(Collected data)

● ● ● ● ● ● ●

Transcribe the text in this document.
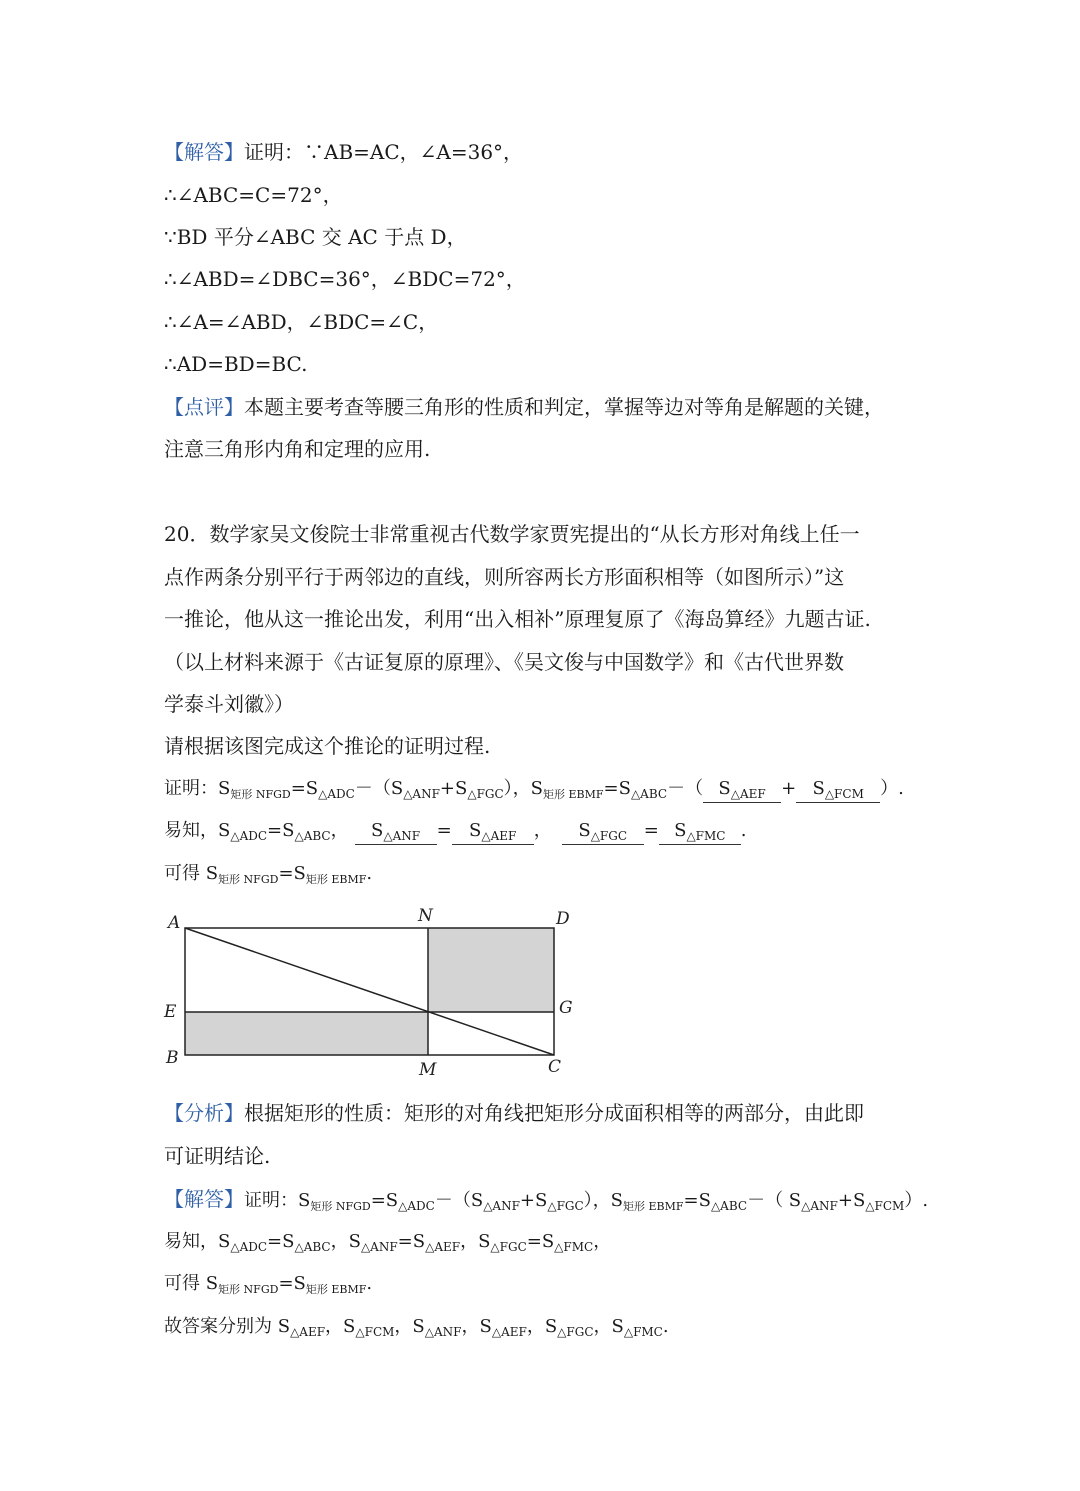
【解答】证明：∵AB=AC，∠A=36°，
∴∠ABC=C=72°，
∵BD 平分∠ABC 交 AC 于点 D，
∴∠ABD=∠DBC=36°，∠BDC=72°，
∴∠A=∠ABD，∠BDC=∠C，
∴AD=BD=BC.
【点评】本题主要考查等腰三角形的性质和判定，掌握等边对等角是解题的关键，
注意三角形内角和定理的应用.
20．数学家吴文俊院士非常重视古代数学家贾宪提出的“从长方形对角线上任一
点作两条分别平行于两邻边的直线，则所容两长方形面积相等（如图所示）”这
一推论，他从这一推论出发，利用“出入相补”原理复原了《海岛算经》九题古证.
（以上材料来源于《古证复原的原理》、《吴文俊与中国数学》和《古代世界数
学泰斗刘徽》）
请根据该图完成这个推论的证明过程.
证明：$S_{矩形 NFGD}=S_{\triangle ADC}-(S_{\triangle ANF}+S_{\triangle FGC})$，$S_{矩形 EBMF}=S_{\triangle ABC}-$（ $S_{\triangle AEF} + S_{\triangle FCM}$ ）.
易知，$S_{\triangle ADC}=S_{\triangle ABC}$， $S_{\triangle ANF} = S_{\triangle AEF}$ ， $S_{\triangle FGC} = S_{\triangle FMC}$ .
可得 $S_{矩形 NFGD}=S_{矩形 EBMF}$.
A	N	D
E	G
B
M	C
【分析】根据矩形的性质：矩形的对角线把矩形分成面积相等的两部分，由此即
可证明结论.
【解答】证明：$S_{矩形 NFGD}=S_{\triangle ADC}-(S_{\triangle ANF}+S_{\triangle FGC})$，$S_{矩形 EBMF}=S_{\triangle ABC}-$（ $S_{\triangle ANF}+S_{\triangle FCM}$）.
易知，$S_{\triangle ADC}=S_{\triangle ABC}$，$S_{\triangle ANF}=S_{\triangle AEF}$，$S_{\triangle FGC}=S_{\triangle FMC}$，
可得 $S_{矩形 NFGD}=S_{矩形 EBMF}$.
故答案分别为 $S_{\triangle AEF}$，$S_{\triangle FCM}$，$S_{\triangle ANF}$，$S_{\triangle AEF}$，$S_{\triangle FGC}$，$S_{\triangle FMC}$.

● ● ● ● ● ● ●

▶ WHAT TO WORK ON
Exclude the pictures and transcribe all of the entries exactly.

▶ EXERCISE ANSWER
Transcribe the text in this document.
【解答】证明：∵AB=AC，∠A=36°，
∴∠ABC=C=72°，
∵BD 平分∠ABC 交 AC 于点 D，
∴∠ABD=∠DBC=36°，∠BDC=72°，
∴∠A=∠ABD，∠BDC=∠C，
∴AD=BD=BC.
【点评】本题主要考查等腰三角形的性质和判定，掌握等边对等角是解题的关键，
注意三角形内角和定理的应用.
20．数学家吴文俊院士非常重视古代数学家贾宪提出的“从长方形对角线上任一
点作两条分别平行于两邻边的直线，则所容两长方形面积相等（如图所示）”这
一推论，他从这一推论出发，利用“出入相补”原理复原了《海岛算经》九题古证.
（以上材料来源于《古证复原的原理》、《吴文俊与中国数学》和《古代世界数
学泰斗刘徽》）
请根据该图完成这个推论的证明过程.
证明：$S_{矩形 NFGD}=S_{\triangle ADC}-(S_{\triangle ANF}+S_{\triangle FGC})$，$S_{矩形 EBMF}=S_{\triangle ABC}-$（ $S_{\triangle AEF} + S_{\triangle FCM}$ ）.
易知，$S_{\triangle ADC}=S_{\triangle ABC}$， $S_{\triangle ANF} = S_{\triangle AEF}$ ， $S_{\triangle FGC} = S_{\triangle FMC}$ .
可得 $S_{矩形 NFGD}=S_{矩形 EBMF}$.
A	N	D
E	G
B
M	C
【分析】根据矩形的性质：矩形的对角线把矩形分成面积相等的两部分，由此即
可证明结论.
【解答】证明：$S_{矩形 NFGD}=S_{\triangle ADC}-(S_{\triangle ANF}+S_{\triangle FGC})$，$S_{矩形 EBMF}=S_{\triangle ABC}-$（ $S_{\triangle ANF}+S_{\triangle FCM}$）.
易知，$S_{\triangle ADC}=S_{\triangle ABC}$，$S_{\triangle ANF}=S_{\triangle AEF}$，$S_{\triangle FGC}=S_{\triangle FMC}$，
可得 $S_{矩形 NFGD}=S_{矩形 EBMF}$.
故答案分别为 $S_{\triangle AEF}$，$S_{\triangle FCM}$，$S_{\triangle ANF}$，$S_{\triangle AEF}$，$S_{\triangle FGC}$，$S_{\triangle FMC}$.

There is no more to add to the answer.